Figure data in JSON:
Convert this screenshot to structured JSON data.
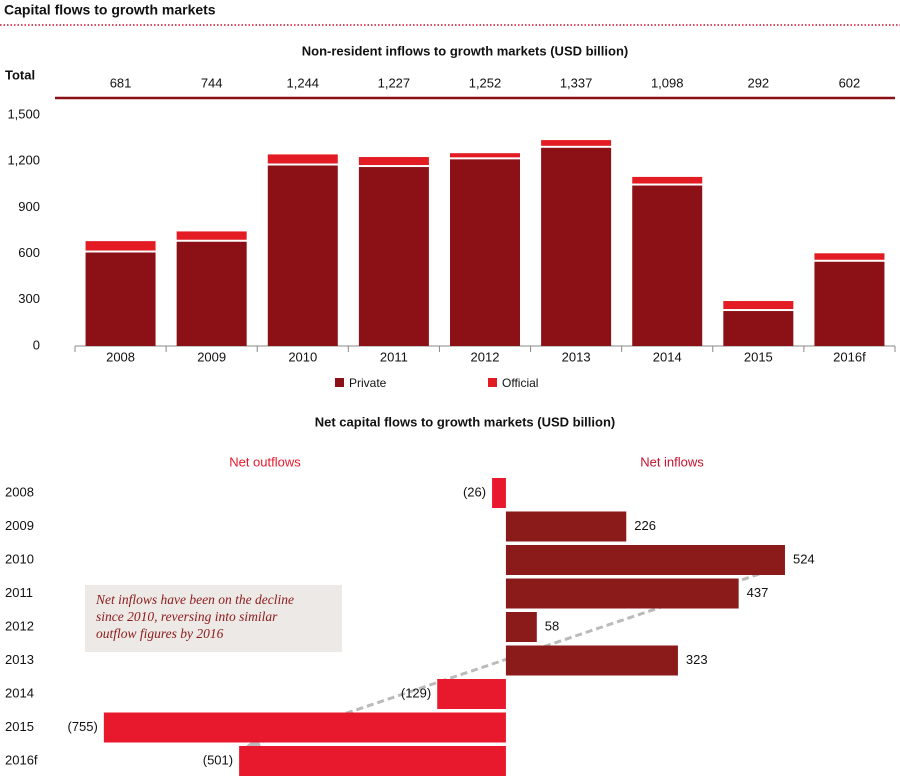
{
  "header": {
    "title": "Capital flows to growth markets"
  },
  "chart_data": [
    {
      "type": "bar",
      "stacked": true,
      "title": "Non-resident inflows to growth markets (USD billion)",
      "categories": [
        "2008",
        "2009",
        "2010",
        "2011",
        "2012",
        "2013",
        "2014",
        "2015",
        "2016f"
      ],
      "series": [
        {
          "name": "Private",
          "color": "#8b1116",
          "values": [
            620,
            690,
            1185,
            1175,
            1225,
            1300,
            1055,
            240,
            560
          ]
        },
        {
          "name": "Official",
          "color": "#e31b23",
          "values": [
            61,
            54,
            59,
            52,
            27,
            37,
            43,
            52,
            42
          ]
        }
      ],
      "totals": {
        "label": "Total",
        "values": [
          681,
          744,
          1244,
          1227,
          1252,
          1337,
          1098,
          292,
          602
        ],
        "value_labels": [
          "681",
          "744",
          "1,244",
          "1,227",
          "1,252",
          "1,337",
          "1,098",
          "292",
          "602"
        ]
      },
      "ylim": [
        0,
        1500
      ],
      "yticks": [
        0,
        300,
        600,
        900,
        {
          "value": 1200,
          "label": "1,200"
        },
        {
          "value": 1500,
          "label": "1,500"
        }
      ],
      "legend": "bottom"
    },
    {
      "type": "barh",
      "title": "Net capital flows to growth markets  (USD billion)",
      "negative_label": "Net outflows",
      "positive_label": "Net inflows",
      "categories": [
        "2008",
        "2009",
        "2010",
        "2011",
        "2012",
        "2013",
        "2014",
        "2015",
        "2016f"
      ],
      "values": [
        -26,
        226,
        524,
        437,
        58,
        323,
        -129,
        -755,
        -501
      ],
      "value_labels": [
        "(26)",
        "226",
        "524",
        "437",
        "58",
        "323",
        "(129)",
        "(755)",
        "(501)"
      ],
      "positive_color": "#8b1a1a",
      "negative_color": "#e8192c",
      "xlim": [
        -950,
        740
      ],
      "annotation": [
        "Net inflows have been on the decline",
        "since 2010, reversing into similar",
        "outflow figures by 2016"
      ]
    }
  ]
}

YOUR INSTRUCTIONS: Leave out the pictures and print each record exactly as it stands.

RESULT OF THE EXERCISE:
Convert this screenshot to structured JSON data.
{
  "header": {
    "title": "Capital flows to growth markets"
  },
  "chart_data": [
    {
      "type": "bar",
      "stacked": true,
      "title": "Non-resident inflows to growth markets (USD billion)",
      "categories": [
        "2008",
        "2009",
        "2010",
        "2011",
        "2012",
        "2013",
        "2014",
        "2015",
        "2016f"
      ],
      "series": [
        {
          "name": "Private",
          "color": "#8b1116",
          "values": [
            620,
            690,
            1185,
            1175,
            1225,
            1300,
            1055,
            240,
            560
          ]
        },
        {
          "name": "Official",
          "color": "#e31b23",
          "values": [
            61,
            54,
            59,
            52,
            27,
            37,
            43,
            52,
            42
          ]
        }
      ],
      "totals": {
        "label": "Total",
        "values": [
          681,
          744,
          1244,
          1227,
          1252,
          1337,
          1098,
          292,
          602
        ],
        "value_labels": [
          "681",
          "744",
          "1,244",
          "1,227",
          "1,252",
          "1,337",
          "1,098",
          "292",
          "602"
        ]
      },
      "ylim": [
        0,
        1500
      ],
      "yticks": [
        0,
        300,
        600,
        900,
        {
          "value": 1200,
          "label": "1,200"
        },
        {
          "value": 1500,
          "label": "1,500"
        }
      ],
      "legend": "bottom"
    },
    {
      "type": "barh",
      "title": "Net capital flows to growth markets  (USD billion)",
      "negative_label": "Net outflows",
      "positive_label": "Net inflows",
      "categories": [
        "2008",
        "2009",
        "2010",
        "2011",
        "2012",
        "2013",
        "2014",
        "2015",
        "2016f"
      ],
      "values": [
        -26,
        226,
        524,
        437,
        58,
        323,
        -129,
        -755,
        -501
      ],
      "value_labels": [
        "(26)",
        "226",
        "524",
        "437",
        "58",
        "323",
        "(129)",
        "(755)",
        "(501)"
      ],
      "positive_color": "#8b1a1a",
      "negative_color": "#e8192c",
      "xlim": [
        -950,
        740
      ],
      "annotation": [
        "Net inflows have been on the decline",
        "since 2010, reversing into similar",
        "outflow figures by 2016"
      ]
    }
  ]
}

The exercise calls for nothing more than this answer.